▶ **Text block**:
☆ ☆ ☆ ☆
I hit an all time low a couple of weeks ago, when my husband got his first pay and I got mine and also had my shifts at work cut. I realised that we were not earning nearly enough. I was terrible, I couldn’t eat, sleep, my brain felt like it was going 100 miles an hour. I was resenting my husband, I was annoyed with myself. I didn’t want to see anyone or talk to anyone. I went and had coffee with a girlfriend and felt like I was going to throw up the whole time.

I went and saw my kineseologist and she helped me focus and gave me a couple of affirmations to say some breathing exercises’. I was also reading a book at the time called “Think” by Edward De Bono. There was one line in there that seemed to snap me out of what I was in. “You need to think your way out of depression and out of boredom.” I don’t know if that was what I was experiencing but it seemed to snap me out of it. I kept reading the book, I started to make a conscious effort to think positive and realize that we will work it out.

This week I feel as though I have new energy, I have been so much more positive, I am able to see ways that we will be ok and my mind has opened up again.

I wanted to write this because I have spoken to a few mums, since this and a couple of them have said that same thing. Sometimes you do go through those terrible weeks and you feel alone, and you feel dark and negative. Mum’s seem to keep a lot to themselves and don’t let down the mask that everything is great, I have a great family life. I have realised now that I need to talk more and perhaps don’t have that perfect mask on, tell people your story and you will see new ways to solve problems.

Saturday, May 01, 2010

Senses

I wanted to write an entry on the senses. I was reading a mum blog and this mum writes about the 5 senses each friday. I found it very interesting reading back in her blog how each week is so different.

I am at work on night duty, 1100pm-700am, in a hospital Emergency Deparment. So this is my experiment to see how much I change each week. What a great experiement to make yourself slow down for 5 minutes to actually take notice of your 5 beautiful senses, and appreciate them.

See - I am looking out at the sky slowly becoming lighter, it really is pretty sight, pink,purple, light blue.

Taste - I have been drinking to much tea and coffee tonight that I have a residue taste of instant coffee and herbal tea mixed togther (can not wait to get home and brush my teeth.)
☆ ☆ ☆ ☆
▶ **Data shown**:
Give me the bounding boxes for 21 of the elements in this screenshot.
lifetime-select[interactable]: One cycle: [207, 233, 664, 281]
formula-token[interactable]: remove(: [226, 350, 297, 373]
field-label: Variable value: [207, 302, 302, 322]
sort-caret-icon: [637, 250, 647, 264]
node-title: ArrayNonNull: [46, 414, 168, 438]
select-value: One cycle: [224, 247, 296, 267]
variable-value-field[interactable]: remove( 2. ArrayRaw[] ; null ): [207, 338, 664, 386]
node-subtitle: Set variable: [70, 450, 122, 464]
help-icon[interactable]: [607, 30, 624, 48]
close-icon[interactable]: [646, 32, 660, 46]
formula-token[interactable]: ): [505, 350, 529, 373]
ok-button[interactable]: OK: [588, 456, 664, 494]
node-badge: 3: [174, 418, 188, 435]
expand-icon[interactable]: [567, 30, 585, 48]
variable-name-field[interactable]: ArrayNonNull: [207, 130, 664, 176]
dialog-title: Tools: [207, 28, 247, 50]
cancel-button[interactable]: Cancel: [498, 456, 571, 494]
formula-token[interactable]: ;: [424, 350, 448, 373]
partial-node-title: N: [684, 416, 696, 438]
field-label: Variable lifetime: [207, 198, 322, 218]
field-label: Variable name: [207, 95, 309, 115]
☆ ☆ ☆ ☆
▶ **Exercises**:
a: In the blog post, what book was the writer reading when one line snapped them out of their low mood?
b: List every color the blog post uses to describe the sky as it grows lighter.

▶ **Set of answers**:
a: "Think" by Edward De Bono.

b: Pink, purple, light blue